→ DO THIS:
Copy all of the records below verbatim.

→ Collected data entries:
□ □ □

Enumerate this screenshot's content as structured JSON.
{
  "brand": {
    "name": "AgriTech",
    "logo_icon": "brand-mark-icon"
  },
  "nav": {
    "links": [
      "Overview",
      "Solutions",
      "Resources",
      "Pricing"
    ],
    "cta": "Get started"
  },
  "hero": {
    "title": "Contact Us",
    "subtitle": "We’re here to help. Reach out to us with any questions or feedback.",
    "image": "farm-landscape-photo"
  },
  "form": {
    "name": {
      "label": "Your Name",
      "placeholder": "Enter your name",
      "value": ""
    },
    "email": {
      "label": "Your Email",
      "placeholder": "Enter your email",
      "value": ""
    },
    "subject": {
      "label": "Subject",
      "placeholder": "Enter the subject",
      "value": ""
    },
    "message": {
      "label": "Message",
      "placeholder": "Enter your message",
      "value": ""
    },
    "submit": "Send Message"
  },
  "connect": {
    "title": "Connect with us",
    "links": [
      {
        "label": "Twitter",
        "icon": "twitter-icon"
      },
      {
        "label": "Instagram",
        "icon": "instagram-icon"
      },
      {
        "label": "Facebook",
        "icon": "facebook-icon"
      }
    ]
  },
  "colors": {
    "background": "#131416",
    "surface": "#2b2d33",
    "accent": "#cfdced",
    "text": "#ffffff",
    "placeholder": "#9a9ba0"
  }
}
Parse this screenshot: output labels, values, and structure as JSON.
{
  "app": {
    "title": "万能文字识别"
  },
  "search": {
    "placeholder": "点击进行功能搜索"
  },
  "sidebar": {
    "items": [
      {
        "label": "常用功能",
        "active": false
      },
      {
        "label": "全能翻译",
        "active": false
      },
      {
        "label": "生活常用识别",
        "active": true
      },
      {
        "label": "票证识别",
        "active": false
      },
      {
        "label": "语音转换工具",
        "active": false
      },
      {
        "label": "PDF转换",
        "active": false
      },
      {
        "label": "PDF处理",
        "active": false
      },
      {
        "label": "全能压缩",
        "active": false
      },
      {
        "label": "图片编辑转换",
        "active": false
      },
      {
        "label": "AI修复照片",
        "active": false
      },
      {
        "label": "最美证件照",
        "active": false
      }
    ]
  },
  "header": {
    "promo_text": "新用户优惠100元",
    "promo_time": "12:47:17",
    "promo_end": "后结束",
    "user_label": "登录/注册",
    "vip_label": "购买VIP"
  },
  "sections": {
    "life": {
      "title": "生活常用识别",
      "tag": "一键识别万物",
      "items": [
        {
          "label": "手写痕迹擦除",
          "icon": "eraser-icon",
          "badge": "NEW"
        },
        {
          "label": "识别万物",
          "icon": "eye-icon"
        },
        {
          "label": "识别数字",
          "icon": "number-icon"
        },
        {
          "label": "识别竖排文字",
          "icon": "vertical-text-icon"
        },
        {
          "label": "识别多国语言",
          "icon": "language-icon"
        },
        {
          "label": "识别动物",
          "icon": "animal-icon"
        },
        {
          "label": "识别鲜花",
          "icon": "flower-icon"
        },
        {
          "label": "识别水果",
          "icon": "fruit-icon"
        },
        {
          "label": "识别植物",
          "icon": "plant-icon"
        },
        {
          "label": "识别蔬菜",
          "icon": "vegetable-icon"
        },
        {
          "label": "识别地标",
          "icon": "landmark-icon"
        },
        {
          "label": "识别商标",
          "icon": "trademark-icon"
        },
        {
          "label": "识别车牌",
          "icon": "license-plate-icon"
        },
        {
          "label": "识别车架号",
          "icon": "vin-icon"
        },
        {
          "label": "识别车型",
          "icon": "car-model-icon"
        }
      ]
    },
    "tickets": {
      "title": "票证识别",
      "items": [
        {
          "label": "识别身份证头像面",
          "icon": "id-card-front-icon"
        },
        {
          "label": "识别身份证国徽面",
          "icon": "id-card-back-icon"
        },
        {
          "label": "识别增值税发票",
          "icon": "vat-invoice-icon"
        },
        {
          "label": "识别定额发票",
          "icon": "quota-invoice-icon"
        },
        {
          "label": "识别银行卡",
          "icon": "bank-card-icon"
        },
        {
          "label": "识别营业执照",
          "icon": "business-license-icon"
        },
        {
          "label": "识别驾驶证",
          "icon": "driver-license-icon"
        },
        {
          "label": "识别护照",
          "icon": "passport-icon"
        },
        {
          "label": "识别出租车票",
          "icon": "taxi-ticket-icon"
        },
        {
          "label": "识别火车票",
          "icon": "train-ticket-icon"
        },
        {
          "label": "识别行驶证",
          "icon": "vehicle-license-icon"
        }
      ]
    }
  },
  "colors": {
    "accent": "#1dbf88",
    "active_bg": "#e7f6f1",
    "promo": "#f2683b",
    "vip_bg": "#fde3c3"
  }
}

□ □ □

→ REPLY TO THE TASK:
Enumerate this screenshot's content as structured JSON.
{
  "brand": {
    "name": "AgriTech",
    "logo_icon": "brand-mark-icon"
  },
  "nav": {
    "links": [
      "Overview",
      "Solutions",
      "Resources",
      "Pricing"
    ],
    "cta": "Get started"
  },
  "hero": {
    "title": "Contact Us",
    "subtitle": "We’re here to help. Reach out to us with any questions or feedback.",
    "image": "farm-landscape-photo"
  },
  "form": {
    "name": {
      "label": "Your Name",
      "placeholder": "Enter your name",
      "value": ""
    },
    "email": {
      "label": "Your Email",
      "placeholder": "Enter your email",
      "value": ""
    },
    "subject": {
      "label": "Subject",
      "placeholder": "Enter the subject",
      "value": ""
    },
    "message": {
      "label": "Message",
      "placeholder": "Enter your message",
      "value": ""
    },
    "submit": "Send Message"
  },
  "connect": {
    "title": "Connect with us",
    "links": [
      {
        "label": "Twitter",
        "icon": "twitter-icon"
      },
      {
        "label": "Instagram",
        "icon": "instagram-icon"
      },
      {
        "label": "Facebook",
        "icon": "facebook-icon"
      }
    ]
  },
  "colors": {
    "background": "#131416",
    "surface": "#2b2d33",
    "accent": "#cfdced",
    "text": "#ffffff",
    "placeholder": "#9a9ba0"
  }
}
Parse this screenshot: output labels, values, and structure as JSON.
{
  "app": {
    "title": "万能文字识别"
  },
  "search": {
    "placeholder": "点击进行功能搜索"
  },
  "sidebar": {
    "items": [
      {
        "label": "常用功能",
        "active": false
      },
      {
        "label": "全能翻译",
        "active": false
      },
      {
        "label": "生活常用识别",
        "active": true
      },
      {
        "label": "票证识别",
        "active": false
      },
      {
        "label": "语音转换工具",
        "active": false
      },
      {
        "label": "PDF转换",
        "active": false
      },
      {
        "label": "PDF处理",
        "active": false
      },
      {
        "label": "全能压缩",
        "active": false
      },
      {
        "label": "图片编辑转换",
        "active": false
      },
      {
        "label": "AI修复照片",
        "active": false
      },
      {
        "label": "最美证件照",
        "active": false
      }
    ]
  },
  "header": {
    "promo_text": "新用户优惠100元",
    "promo_time": "12:47:17",
    "promo_end": "后结束",
    "user_label": "登录/注册",
    "vip_label": "购买VIP"
  },
  "sections": {
    "life": {
      "title": "生活常用识别",
      "tag": "一键识别万物",
      "items": [
        {
          "label": "手写痕迹擦除",
          "icon": "eraser-icon",
          "badge": "NEW"
        },
        {
          "label": "识别万物",
          "icon": "eye-icon"
        },
        {
          "label": "识别数字",
          "icon": "number-icon"
        },
        {
          "label": "识别竖排文字",
          "icon": "vertical-text-icon"
        },
        {
          "label": "识别多国语言",
          "icon": "language-icon"
        },
        {
          "label": "识别动物",
          "icon": "animal-icon"
        },
        {
          "label": "识别鲜花",
          "icon": "flower-icon"
        },
        {
          "label": "识别水果",
          "icon": "fruit-icon"
        },
        {
          "label": "识别植物",
          "icon": "plant-icon"
        },
        {
          "label": "识别蔬菜",
          "icon": "vegetable-icon"
        },
        {
          "label": "识别地标",
          "icon": "landmark-icon"
        },
        {
          "label": "识别商标",
          "icon": "trademark-icon"
        },
        {
          "label": "识别车牌",
          "icon": "license-plate-icon"
        },
        {
          "label": "识别车架号",
          "icon": "vin-icon"
        },
        {
          "label": "识别车型",
          "icon": "car-model-icon"
        }
      ]
    },
    "tickets": {
      "title": "票证识别",
      "items": [
        {
          "label": "识别身份证头像面",
          "icon": "id-card-front-icon"
        },
        {
          "label": "识别身份证国徽面",
          "icon": "id-card-back-icon"
        },
        {
          "label": "识别增值税发票",
          "icon": "vat-invoice-icon"
        },
        {
          "label": "识别定额发票",
          "icon": "quota-invoice-icon"
        },
        {
          "label": "识别银行卡",
          "icon": "bank-card-icon"
        },
        {
          "label": "识别营业执照",
          "icon": "business-license-icon"
        },
        {
          "label": "识别驾驶证",
          "icon": "driver-license-icon"
        },
        {
          "label": "识别护照",
          "icon": "passport-icon"
        },
        {
          "label": "识别出租车票",
          "icon": "taxi-ticket-icon"
        },
        {
          "label": "识别火车票",
          "icon": "train-ticket-icon"
        },
        {
          "label": "识别行驶证",
          "icon": "vehicle-license-icon"
        }
      ]
    }
  },
  "colors": {
    "accent": "#1dbf88",
    "active_bg": "#e7f6f1",
    "promo": "#f2683b",
    "vip_bg": "#fde3c3"
  }
}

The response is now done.